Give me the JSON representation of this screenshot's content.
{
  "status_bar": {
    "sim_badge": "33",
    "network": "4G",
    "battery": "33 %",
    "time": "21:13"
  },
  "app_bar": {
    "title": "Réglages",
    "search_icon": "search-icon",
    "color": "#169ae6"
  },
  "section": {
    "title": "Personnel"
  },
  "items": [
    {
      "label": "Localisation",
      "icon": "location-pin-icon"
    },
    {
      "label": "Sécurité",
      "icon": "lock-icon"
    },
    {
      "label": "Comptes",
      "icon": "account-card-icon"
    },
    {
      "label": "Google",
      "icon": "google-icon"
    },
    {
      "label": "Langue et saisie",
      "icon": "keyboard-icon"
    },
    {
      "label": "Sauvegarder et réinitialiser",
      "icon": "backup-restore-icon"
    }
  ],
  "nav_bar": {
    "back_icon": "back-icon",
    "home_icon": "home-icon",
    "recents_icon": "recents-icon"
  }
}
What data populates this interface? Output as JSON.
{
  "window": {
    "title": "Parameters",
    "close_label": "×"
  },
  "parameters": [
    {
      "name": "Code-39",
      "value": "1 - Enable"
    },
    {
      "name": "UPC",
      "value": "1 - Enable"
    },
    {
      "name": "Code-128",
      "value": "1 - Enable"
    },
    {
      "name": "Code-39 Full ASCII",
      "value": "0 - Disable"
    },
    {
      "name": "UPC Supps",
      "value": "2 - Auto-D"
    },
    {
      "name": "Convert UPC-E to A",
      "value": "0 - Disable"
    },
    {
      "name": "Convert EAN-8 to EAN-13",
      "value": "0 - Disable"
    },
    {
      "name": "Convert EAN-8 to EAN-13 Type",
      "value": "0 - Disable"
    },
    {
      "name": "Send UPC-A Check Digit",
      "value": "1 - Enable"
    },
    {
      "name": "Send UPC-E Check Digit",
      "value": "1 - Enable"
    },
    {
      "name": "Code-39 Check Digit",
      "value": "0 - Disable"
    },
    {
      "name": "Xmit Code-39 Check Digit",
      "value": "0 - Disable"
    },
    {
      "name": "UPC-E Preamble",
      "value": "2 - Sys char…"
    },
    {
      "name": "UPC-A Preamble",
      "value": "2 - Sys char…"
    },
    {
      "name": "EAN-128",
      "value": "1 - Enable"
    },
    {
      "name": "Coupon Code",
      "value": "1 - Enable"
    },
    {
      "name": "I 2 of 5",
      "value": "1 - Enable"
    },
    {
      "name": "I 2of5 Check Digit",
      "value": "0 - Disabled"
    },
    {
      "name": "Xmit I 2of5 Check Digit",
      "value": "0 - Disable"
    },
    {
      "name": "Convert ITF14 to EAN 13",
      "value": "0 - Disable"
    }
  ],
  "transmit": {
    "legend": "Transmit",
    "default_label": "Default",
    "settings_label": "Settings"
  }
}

__________

Identify the lines of the data that contain the word "JSON". Copy each of them.

= Exercise answer =
Give me the JSON representation of this screenshot's content.
What data populates this interface? Output as JSON.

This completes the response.